What is required> Copy out the lines that include the word "BeloTrade".
[BEGIN]
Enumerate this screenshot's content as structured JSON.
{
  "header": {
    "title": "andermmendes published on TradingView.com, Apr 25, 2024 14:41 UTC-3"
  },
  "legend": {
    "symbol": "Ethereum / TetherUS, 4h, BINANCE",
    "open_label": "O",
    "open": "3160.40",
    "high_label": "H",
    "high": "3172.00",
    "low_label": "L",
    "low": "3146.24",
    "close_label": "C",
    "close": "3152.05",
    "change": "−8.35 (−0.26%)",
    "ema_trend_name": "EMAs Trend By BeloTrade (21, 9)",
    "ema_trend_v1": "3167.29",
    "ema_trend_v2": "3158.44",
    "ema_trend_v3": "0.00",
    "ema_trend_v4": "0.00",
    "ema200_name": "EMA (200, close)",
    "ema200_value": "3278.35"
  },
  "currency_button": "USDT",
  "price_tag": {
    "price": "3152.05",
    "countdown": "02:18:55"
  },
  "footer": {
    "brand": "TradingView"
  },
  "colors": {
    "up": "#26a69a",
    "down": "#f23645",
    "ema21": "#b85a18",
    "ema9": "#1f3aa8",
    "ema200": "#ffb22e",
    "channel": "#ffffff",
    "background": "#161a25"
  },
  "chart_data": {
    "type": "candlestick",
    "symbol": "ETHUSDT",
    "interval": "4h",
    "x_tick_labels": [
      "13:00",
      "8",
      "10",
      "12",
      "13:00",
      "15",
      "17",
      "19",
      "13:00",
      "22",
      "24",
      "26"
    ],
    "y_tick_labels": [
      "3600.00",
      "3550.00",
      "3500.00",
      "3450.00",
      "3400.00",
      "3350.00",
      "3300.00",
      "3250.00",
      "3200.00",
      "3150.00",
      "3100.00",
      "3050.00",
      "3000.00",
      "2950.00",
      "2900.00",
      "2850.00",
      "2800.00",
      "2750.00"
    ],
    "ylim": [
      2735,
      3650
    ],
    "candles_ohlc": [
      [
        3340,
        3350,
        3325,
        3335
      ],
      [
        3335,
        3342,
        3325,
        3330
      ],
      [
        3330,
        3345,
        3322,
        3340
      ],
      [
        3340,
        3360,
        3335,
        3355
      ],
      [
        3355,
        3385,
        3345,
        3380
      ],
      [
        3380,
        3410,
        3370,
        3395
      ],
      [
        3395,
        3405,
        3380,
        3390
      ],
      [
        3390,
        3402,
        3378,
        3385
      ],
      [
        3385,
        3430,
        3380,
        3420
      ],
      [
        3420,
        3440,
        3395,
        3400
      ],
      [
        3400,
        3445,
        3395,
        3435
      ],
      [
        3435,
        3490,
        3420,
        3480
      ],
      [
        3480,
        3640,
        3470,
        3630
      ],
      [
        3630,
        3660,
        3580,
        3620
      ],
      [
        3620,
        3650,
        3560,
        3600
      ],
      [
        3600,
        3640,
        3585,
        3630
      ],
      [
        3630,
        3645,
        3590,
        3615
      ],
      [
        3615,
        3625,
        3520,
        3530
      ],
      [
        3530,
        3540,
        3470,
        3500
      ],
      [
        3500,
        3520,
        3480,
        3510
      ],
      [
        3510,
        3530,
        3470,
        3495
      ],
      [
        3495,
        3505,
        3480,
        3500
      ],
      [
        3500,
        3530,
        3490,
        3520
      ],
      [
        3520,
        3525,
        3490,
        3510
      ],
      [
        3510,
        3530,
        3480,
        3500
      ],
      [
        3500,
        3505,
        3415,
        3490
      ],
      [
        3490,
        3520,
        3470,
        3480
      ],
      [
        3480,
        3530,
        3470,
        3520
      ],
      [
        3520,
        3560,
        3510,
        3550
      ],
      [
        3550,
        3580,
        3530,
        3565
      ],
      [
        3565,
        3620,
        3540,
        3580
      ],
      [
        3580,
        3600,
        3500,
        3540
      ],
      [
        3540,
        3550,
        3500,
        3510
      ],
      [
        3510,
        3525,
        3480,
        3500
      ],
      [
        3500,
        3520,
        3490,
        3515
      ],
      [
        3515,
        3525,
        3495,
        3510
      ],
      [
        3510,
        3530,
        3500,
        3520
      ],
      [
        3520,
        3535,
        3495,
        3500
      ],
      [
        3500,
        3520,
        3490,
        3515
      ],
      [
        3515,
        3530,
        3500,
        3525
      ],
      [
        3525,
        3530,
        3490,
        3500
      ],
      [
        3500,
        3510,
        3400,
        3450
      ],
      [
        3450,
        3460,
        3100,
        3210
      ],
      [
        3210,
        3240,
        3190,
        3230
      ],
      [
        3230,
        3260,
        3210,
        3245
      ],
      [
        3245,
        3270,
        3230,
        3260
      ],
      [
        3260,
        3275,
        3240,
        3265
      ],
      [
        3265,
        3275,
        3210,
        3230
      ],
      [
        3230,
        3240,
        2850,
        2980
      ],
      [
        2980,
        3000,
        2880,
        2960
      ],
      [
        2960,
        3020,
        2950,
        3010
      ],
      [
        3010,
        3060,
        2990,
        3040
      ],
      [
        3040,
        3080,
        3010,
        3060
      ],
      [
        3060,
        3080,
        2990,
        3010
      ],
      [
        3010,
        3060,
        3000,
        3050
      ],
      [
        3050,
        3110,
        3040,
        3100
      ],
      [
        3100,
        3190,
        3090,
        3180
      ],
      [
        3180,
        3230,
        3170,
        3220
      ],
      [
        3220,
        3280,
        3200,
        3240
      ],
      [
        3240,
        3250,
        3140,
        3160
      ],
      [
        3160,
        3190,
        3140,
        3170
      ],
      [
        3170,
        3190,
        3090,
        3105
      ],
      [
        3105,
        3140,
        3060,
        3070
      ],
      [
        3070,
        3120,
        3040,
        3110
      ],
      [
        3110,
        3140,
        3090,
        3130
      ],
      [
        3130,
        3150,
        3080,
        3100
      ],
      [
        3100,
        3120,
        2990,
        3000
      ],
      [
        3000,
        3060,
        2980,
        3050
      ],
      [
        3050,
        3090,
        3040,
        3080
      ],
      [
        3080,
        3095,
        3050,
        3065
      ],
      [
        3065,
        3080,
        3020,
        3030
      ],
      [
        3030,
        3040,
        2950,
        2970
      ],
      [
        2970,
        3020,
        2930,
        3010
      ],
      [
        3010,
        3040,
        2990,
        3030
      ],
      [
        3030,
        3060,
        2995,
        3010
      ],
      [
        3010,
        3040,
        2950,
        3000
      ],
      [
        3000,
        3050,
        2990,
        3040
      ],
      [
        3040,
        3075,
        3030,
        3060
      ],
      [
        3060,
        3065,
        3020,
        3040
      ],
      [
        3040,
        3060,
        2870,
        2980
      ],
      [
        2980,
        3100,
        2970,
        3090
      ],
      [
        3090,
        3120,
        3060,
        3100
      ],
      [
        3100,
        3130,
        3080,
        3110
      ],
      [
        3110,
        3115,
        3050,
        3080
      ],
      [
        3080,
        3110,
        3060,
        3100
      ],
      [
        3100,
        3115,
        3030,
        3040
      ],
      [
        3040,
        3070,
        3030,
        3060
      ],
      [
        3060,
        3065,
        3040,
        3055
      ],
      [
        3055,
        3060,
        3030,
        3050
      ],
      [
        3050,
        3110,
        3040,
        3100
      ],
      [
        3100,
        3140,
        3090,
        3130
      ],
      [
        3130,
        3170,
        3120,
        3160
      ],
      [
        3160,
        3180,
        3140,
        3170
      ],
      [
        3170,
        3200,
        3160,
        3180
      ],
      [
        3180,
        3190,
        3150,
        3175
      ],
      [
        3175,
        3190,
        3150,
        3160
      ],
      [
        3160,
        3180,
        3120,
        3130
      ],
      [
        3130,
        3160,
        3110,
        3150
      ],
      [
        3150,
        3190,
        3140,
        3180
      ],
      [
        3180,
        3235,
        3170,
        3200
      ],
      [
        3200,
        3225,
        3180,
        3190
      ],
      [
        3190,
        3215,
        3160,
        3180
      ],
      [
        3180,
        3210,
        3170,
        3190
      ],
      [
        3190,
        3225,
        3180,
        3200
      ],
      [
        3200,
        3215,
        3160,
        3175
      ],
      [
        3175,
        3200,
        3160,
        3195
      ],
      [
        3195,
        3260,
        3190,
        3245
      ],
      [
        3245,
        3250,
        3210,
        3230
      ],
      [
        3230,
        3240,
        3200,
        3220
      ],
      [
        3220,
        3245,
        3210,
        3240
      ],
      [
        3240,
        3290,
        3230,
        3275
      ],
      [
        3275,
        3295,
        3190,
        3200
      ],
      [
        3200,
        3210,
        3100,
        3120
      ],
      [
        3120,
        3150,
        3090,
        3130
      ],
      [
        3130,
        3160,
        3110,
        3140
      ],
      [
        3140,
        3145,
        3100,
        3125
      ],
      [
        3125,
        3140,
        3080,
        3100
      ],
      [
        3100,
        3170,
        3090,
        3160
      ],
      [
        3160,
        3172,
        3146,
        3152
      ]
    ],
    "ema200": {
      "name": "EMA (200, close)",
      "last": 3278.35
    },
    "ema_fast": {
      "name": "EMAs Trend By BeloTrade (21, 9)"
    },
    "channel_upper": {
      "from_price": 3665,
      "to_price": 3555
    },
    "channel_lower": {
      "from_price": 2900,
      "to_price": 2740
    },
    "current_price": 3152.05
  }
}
[END]
Reply>
    "ema_trend_name": "EMAs Trend By BeloTrade (21, 9)",
      "name": "EMAs Trend By BeloTrade (21, 9)"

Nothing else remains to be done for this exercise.